(What is expected) Return every line below in which "JSON" appears.

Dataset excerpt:

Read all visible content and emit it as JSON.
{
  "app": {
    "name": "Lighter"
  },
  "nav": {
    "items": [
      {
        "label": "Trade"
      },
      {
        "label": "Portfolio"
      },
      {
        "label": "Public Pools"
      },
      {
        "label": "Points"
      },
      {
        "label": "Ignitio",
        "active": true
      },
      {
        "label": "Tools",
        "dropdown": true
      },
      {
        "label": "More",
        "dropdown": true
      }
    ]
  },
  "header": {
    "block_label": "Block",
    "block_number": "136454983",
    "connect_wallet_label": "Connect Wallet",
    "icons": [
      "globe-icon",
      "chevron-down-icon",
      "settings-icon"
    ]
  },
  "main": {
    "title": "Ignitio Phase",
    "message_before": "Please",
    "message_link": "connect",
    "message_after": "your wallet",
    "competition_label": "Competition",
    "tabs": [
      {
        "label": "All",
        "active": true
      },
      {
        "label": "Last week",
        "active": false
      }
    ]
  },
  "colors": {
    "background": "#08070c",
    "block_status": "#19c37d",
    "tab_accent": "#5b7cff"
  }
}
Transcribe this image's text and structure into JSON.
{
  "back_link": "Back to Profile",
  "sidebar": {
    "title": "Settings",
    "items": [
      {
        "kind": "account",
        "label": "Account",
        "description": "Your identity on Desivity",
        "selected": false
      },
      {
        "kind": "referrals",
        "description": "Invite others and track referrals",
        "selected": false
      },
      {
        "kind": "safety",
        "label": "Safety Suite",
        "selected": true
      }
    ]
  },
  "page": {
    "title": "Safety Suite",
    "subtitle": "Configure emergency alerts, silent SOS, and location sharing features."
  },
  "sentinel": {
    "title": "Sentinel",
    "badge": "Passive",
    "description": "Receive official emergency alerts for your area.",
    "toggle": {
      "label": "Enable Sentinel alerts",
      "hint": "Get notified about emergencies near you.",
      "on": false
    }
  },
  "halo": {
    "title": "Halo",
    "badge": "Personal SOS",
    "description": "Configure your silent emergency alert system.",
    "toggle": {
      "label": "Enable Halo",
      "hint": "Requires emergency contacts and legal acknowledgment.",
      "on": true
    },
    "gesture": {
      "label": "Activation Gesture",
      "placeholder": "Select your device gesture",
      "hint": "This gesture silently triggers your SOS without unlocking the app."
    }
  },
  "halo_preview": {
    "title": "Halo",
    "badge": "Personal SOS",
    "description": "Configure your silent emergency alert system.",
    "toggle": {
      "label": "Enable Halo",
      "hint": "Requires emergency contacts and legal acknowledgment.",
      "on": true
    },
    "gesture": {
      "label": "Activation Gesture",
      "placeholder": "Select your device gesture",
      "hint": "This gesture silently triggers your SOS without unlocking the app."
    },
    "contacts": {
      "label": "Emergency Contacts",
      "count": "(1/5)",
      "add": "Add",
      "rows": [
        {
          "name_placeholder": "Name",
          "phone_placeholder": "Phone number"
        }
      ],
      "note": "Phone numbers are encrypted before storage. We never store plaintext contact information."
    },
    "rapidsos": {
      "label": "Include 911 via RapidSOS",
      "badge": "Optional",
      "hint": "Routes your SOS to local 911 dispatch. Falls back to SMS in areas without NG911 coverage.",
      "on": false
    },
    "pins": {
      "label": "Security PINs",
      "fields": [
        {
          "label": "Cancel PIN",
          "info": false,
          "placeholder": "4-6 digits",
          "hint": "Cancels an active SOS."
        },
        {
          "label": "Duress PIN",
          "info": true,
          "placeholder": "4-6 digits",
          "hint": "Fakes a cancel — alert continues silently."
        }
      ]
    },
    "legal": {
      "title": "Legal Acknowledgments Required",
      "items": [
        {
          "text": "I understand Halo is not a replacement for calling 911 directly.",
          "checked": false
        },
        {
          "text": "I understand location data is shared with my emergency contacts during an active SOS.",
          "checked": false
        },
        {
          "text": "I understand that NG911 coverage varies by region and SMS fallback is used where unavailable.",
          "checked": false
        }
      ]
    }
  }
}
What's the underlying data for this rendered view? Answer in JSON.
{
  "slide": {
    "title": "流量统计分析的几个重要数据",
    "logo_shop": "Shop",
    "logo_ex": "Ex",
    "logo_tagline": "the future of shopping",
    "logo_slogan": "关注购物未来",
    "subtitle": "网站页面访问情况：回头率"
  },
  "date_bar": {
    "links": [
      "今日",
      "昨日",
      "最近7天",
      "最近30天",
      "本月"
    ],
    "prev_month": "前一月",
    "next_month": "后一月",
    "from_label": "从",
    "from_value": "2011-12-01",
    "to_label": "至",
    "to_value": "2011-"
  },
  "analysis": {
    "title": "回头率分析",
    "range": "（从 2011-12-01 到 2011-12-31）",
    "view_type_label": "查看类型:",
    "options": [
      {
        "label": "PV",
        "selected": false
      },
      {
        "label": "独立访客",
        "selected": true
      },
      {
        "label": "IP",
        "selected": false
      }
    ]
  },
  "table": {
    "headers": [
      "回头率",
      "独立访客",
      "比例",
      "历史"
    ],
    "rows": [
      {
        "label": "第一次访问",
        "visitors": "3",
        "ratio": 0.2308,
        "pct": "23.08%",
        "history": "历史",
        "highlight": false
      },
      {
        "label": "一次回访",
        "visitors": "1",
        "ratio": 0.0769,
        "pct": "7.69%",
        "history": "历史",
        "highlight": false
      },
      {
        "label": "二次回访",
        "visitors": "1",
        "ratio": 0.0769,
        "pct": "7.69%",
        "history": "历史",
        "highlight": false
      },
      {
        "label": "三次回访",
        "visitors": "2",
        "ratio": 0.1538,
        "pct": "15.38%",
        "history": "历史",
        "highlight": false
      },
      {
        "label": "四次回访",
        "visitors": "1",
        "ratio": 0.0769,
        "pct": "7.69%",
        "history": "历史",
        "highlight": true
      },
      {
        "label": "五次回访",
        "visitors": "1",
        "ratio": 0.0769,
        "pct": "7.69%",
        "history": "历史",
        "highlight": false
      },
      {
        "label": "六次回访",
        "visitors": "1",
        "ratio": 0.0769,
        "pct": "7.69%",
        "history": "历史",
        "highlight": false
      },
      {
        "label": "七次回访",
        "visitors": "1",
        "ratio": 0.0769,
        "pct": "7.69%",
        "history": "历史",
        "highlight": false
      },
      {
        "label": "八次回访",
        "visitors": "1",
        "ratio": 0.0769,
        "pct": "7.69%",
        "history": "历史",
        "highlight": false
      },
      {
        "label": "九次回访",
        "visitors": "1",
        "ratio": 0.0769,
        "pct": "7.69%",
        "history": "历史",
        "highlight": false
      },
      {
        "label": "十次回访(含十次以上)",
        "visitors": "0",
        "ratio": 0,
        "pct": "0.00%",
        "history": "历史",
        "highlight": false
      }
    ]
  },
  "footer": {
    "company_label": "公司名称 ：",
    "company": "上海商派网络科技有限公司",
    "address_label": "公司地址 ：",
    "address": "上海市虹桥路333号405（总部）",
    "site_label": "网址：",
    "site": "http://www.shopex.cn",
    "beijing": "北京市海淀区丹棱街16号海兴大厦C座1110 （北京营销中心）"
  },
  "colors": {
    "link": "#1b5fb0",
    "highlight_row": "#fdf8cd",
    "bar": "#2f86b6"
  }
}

(The answer)
Read all visible content and emit it as JSON.
Transcribe this image's text and structure into JSON.
What's the underlying data for this rendered view? Answer in JSON.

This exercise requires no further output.